— start of MATERIAL SUPPLIED —

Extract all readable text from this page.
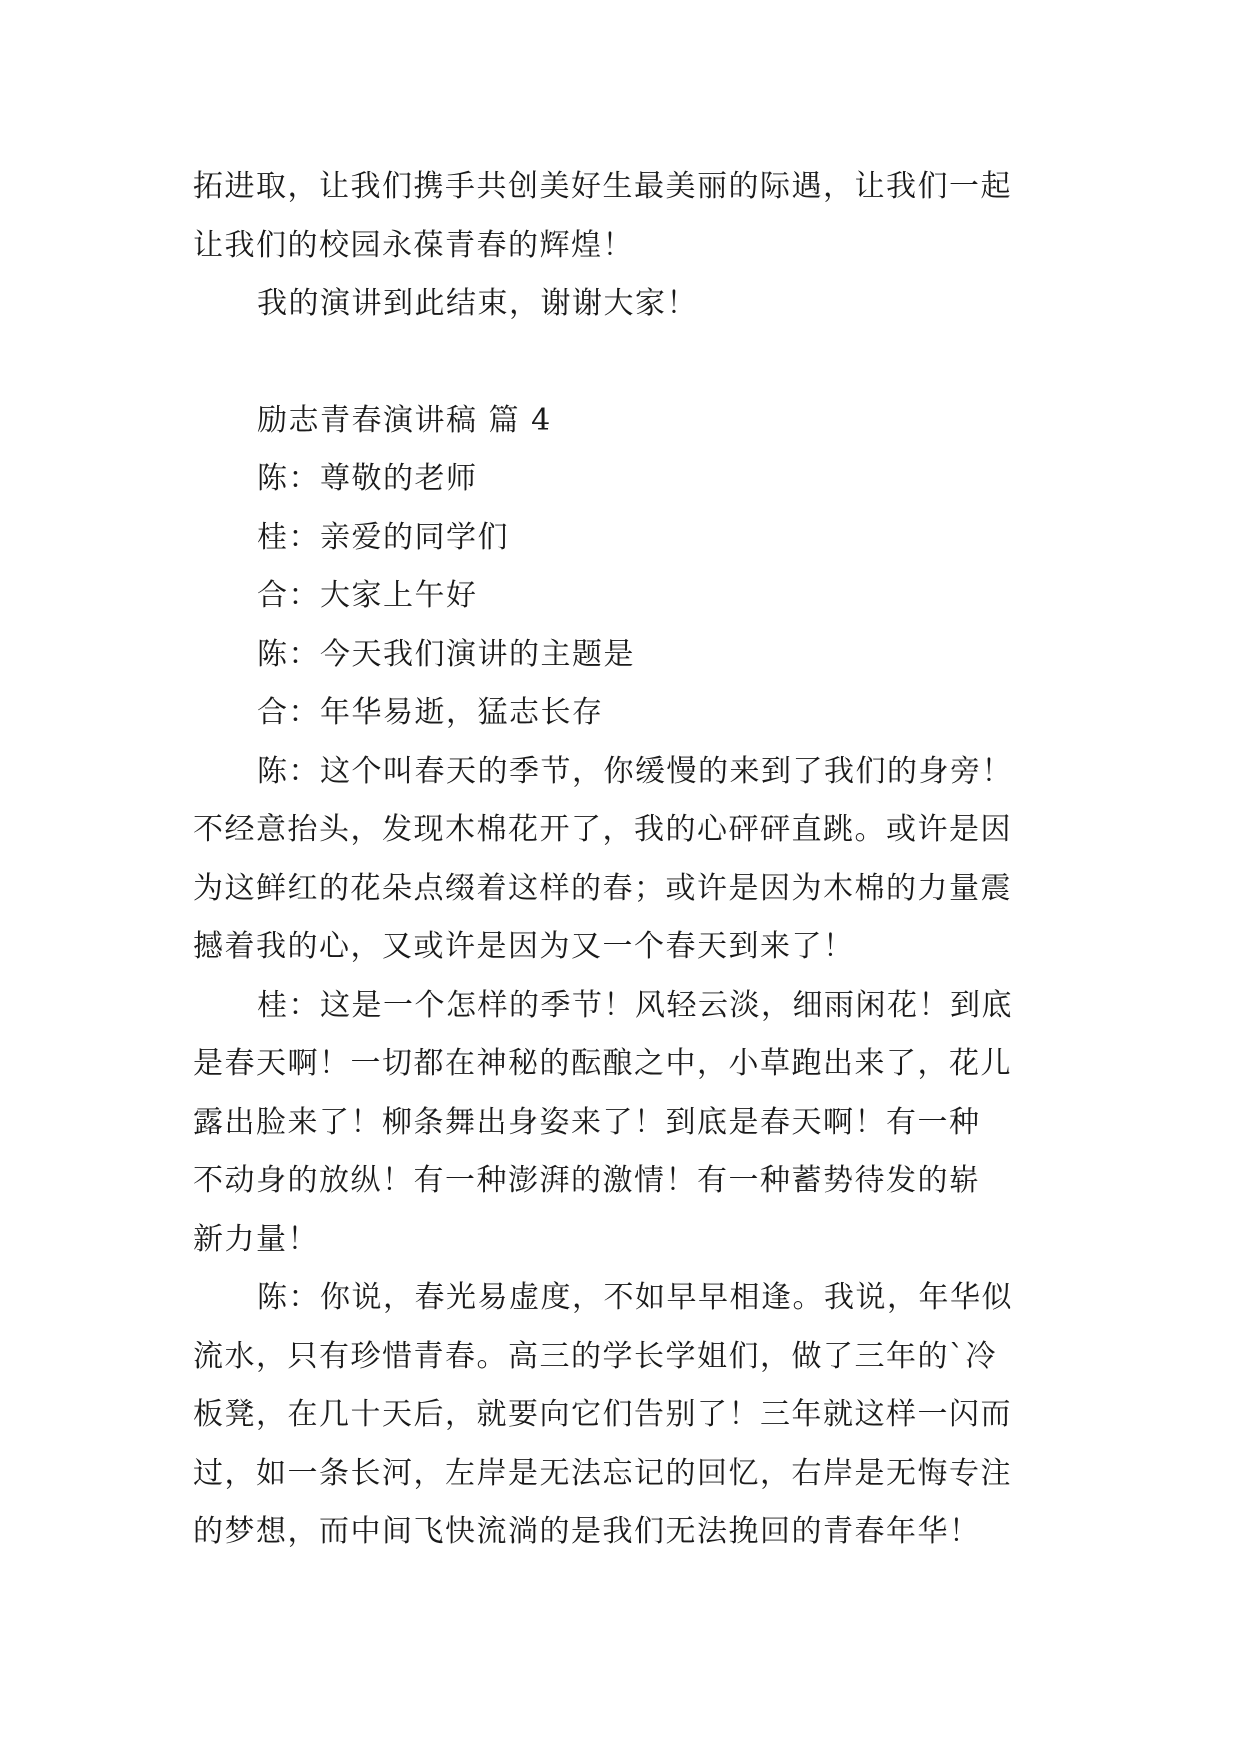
拓进取，让我们携手共创美好生最美丽的际遇，让我们一起
让我们的校园永葆青春的辉煌！
我的演讲到此结束，谢谢大家！
励志青春演讲稿 篇 4
陈：尊敬的老师
桂：亲爱的同学们
合：大家上午好
陈：今天我们演讲的主题是
合：年华易逝，猛志长存
陈：这个叫春天的季节，你缓慢的来到了我们的身旁！
不经意抬头，发现木棉花开了，我的心砰砰直跳。或许是因
为这鲜红的花朵点缀着这样的春；或许是因为木棉的力量震
撼着我的心，又或许是因为又一个春天到来了！
桂：这是一个怎样的季节！风轻云淡，细雨闲花！到底
是春天啊！一切都在神秘的酝酿之中，小草跑出来了，花儿
露出脸来了！柳条舞出身姿来了！到底是春天啊！有一种
不动身的放纵！有一种澎湃的激情！有一种蓄势待发的崭
新力量！
陈：你说，春光易虚度，不如早早相逢。我说，年华似
流水，只有珍惜青春。高三的学长学姐们，做了三年的`冷
板凳，在几十天后，就要向它们告别了！三年就这样一闪而
过，如一条长河，左岸是无法忘记的回忆，右岸是无悔专注
的梦想，而中间飞快流淌的是我们无法挽回的青春年华！
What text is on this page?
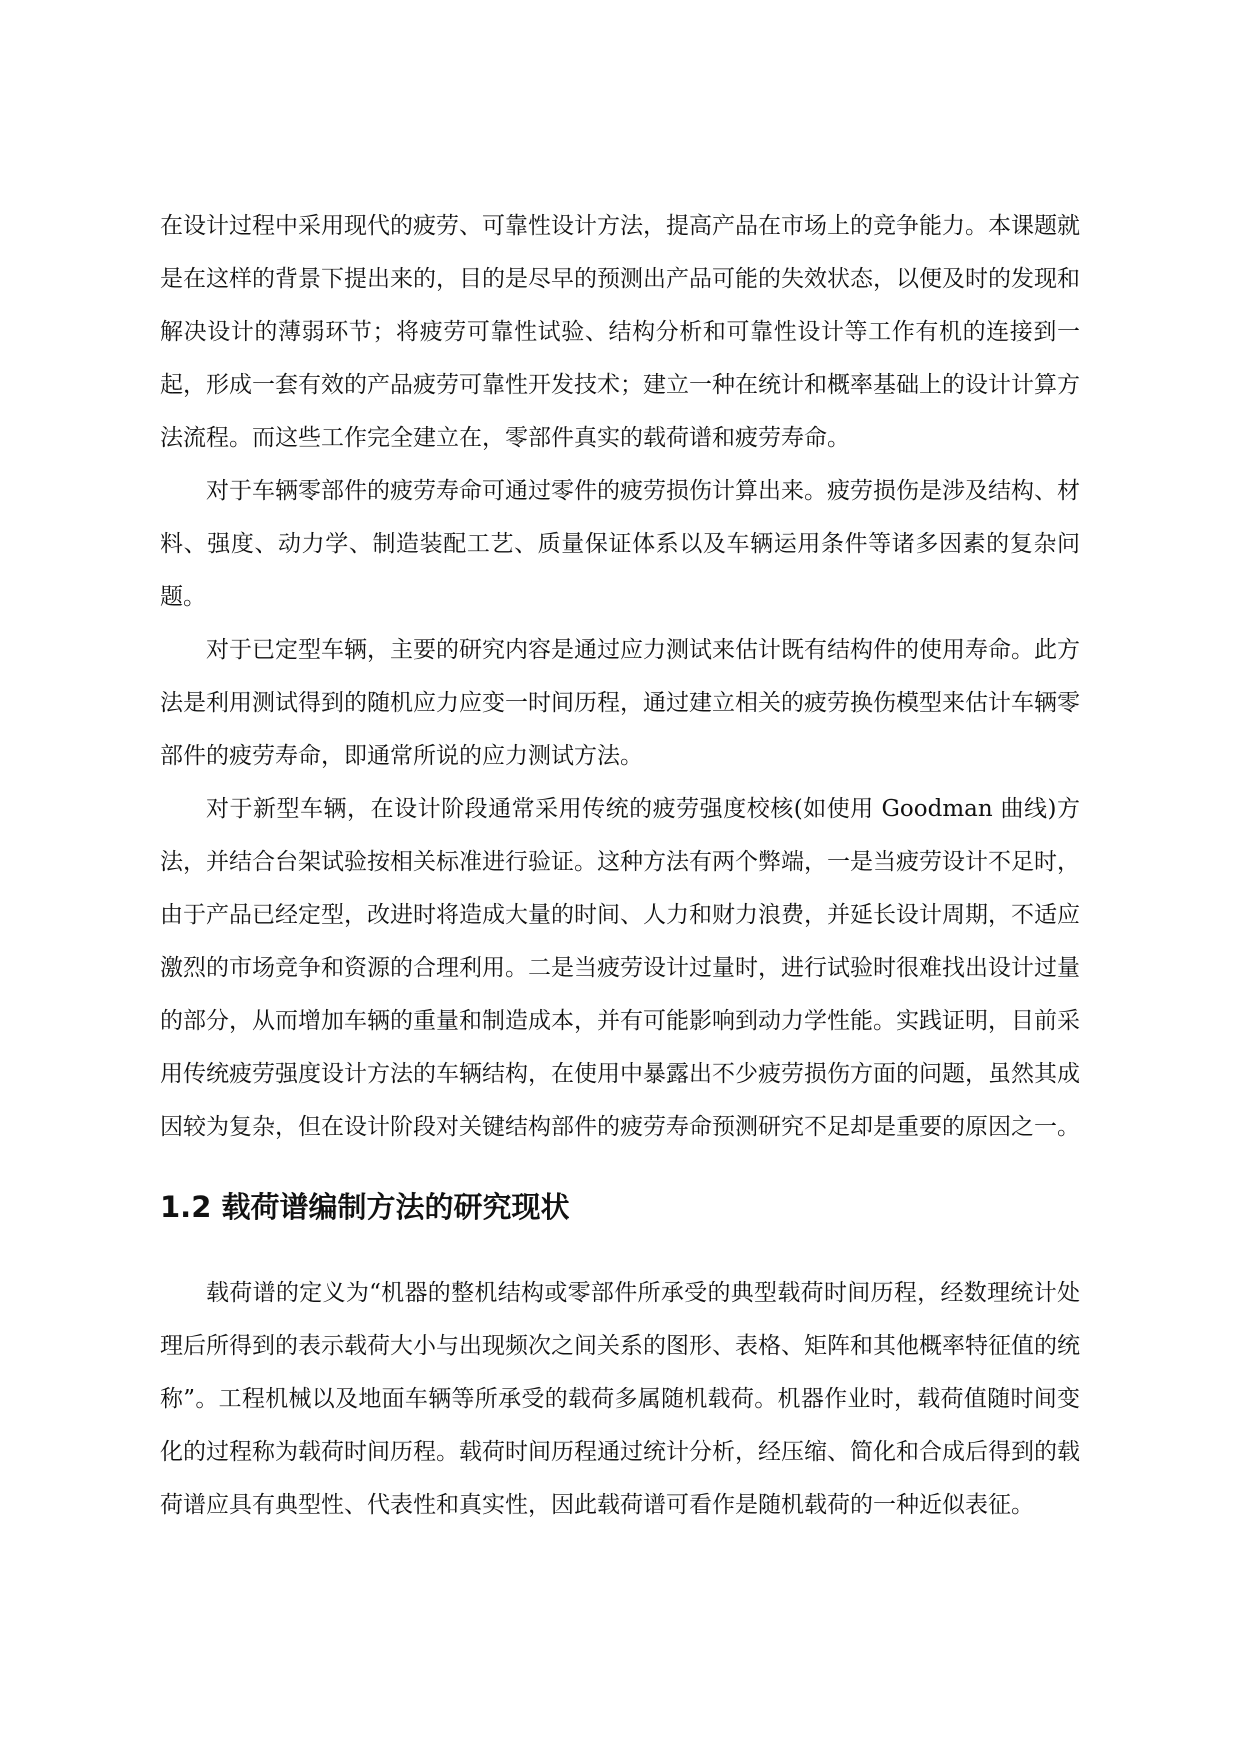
在设计过程中采用现代的疲劳、可靠性设计方法，提高产品在市场上的竞争能力。本课题就是在这样的背景下提出来的，目的是尽早的预测出产品可能的失效状态，以便及时的发现和解决设计的薄弱环节；将疲劳可靠性试验、结构分析和可靠性设计等工作有机的连接到一起，形成一套有效的产品疲劳可靠性开发技术；建立一种在统计和概率基础上的设计计算方法流程。而这些工作完全建立在，零部件真实的载荷谱和疲劳寿命。

对于车辆零部件的疲劳寿命可通过零件的疲劳损伤计算出来。疲劳损伤是涉及结构、材料、强度、动力学、制造装配工艺、质量保证体系以及车辆运用条件等诸多因素的复杂问题。

对于已定型车辆，主要的研究内容是通过应力测试来估计既有结构件的使用寿命。此方法是利用测试得到的随机应力应变一时间历程，通过建立相关的疲劳换伤模型来估计车辆零部件的疲劳寿命，即通常所说的应力测试方法。

对于新型车辆，在设计阶段通常采用传统的疲劳强度校核(如使用 Goodman 曲线)方法，并结合台架试验按相关标准进行验证。这种方法有两个弊端，一是当疲劳设计不足时，由于产品已经定型，改进时将造成大量的时间、人力和财力浪费，并延长设计周期，不适应激烈的市场竞争和资源的合理利用。二是当疲劳设计过量时，进行试验时很难找出设计过量的部分，从而增加车辆的重量和制造成本，并有可能影响到动力学性能。实践证明，目前采用传统疲劳强度设计方法的车辆结构，在使用中暴露出不少疲劳损伤方面的问题，虽然其成因较为复杂，但在设计阶段对关键结构部件的疲劳寿命预测研究不足却是重要的原因之一。

1.2 载荷谱编制方法的研究现状

载荷谱的定义为“机器的整机结构或零部件所承受的典型载荷时间历程，经数理统计处理后所得到的表示载荷大小与出现频次之间关系的图形、表格、矩阵和其他概率特征值的统称”。工程机械以及地面车辆等所承受的载荷多属随机载荷。机器作业时，载荷值随时间变化的过程称为载荷时间历程。载荷时间历程通过统计分析，经压缩、简化和合成后得到的载荷谱应具有典型性、代表性和真实性，因此载荷谱可看作是随机载荷的一种近似表征。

— end of MATERIAL SUPPLIED —

■ **TASK TO CARRY OUT**:
From the listing above, find the number of lines with the word "text" in them. Answer with the number only.

■ **PROBLEM SOLUTION**:
2